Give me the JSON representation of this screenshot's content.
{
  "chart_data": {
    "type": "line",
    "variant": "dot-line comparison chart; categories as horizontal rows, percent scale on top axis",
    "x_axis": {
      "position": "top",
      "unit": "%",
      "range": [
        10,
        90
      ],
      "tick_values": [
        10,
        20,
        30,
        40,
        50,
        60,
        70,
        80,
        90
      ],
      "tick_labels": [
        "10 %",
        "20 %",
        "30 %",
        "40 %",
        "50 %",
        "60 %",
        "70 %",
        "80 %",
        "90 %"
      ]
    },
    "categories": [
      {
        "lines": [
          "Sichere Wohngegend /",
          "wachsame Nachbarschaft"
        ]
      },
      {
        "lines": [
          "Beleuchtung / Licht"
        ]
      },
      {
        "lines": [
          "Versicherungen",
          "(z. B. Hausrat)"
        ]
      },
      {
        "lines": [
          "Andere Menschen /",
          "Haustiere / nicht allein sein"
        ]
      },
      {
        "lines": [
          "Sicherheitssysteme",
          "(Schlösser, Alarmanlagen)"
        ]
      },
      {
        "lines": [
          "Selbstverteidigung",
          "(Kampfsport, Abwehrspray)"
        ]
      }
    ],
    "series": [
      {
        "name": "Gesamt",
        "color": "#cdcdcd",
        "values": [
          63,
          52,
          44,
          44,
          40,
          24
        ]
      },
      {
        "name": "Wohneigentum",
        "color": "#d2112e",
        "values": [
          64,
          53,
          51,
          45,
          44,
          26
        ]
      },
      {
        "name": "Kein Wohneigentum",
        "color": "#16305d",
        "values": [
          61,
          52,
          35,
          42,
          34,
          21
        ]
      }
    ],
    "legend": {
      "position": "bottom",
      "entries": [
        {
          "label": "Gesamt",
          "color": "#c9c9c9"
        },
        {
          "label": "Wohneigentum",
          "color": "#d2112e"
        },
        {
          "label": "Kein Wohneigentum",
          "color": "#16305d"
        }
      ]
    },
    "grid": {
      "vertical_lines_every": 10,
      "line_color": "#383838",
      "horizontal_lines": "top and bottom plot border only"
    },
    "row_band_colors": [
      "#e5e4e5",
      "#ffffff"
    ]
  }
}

**Given instruction**
Pull out each record as written and restate it exactly.

**Result of the task**
Give me the JSON representation of this screenshot's content.
{
  "chart_data": {
    "type": "line",
    "variant": "dot-line comparison chart; categories as horizontal rows, percent scale on top axis",
    "x_axis": {
      "position": "top",
      "unit": "%",
      "range": [
        10,
        90
      ],
      "tick_values": [
        10,
        20,
        30,
        40,
        50,
        60,
        70,
        80,
        90
      ],
      "tick_labels": [
        "10 %",
        "20 %",
        "30 %",
        "40 %",
        "50 %",
        "60 %",
        "70 %",
        "80 %",
        "90 %"
      ]
    },
    "categories": [
      {
        "lines": [
          "Sichere Wohngegend /",
          "wachsame Nachbarschaft"
        ]
      },
      {
        "lines": [
          "Beleuchtung / Licht"
        ]
      },
      {
        "lines": [
          "Versicherungen",
          "(z. B. Hausrat)"
        ]
      },
      {
        "lines": [
          "Andere Menschen /",
          "Haustiere / nicht allein sein"
        ]
      },
      {
        "lines": [
          "Sicherheitssysteme",
          "(Schlösser, Alarmanlagen)"
        ]
      },
      {
        "lines": [
          "Selbstverteidigung",
          "(Kampfsport, Abwehrspray)"
        ]
      }
    ],
    "series": [
      {
        "name": "Gesamt",
        "color": "#cdcdcd",
        "values": [
          63,
          52,
          44,
          44,
          40,
          24
        ]
      },
      {
        "name": "Wohneigentum",
        "color": "#d2112e",
        "values": [
          64,
          53,
          51,
          45,
          44,
          26
        ]
      },
      {
        "name": "Kein Wohneigentum",
        "color": "#16305d",
        "values": [
          61,
          52,
          35,
          42,
          34,
          21
        ]
      }
    ],
    "legend": {
      "position": "bottom",
      "entries": [
        {
          "label": "Gesamt",
          "color": "#c9c9c9"
        },
        {
          "label": "Wohneigentum",
          "color": "#d2112e"
        },
        {
          "label": "Kein Wohneigentum",
          "color": "#16305d"
        }
      ]
    },
    "grid": {
      "vertical_lines_every": 10,
      "line_color": "#383838",
      "horizontal_lines": "top and bottom plot border only"
    },
    "row_band_colors": [
      "#e5e4e5",
      "#ffffff"
    ]
  }
}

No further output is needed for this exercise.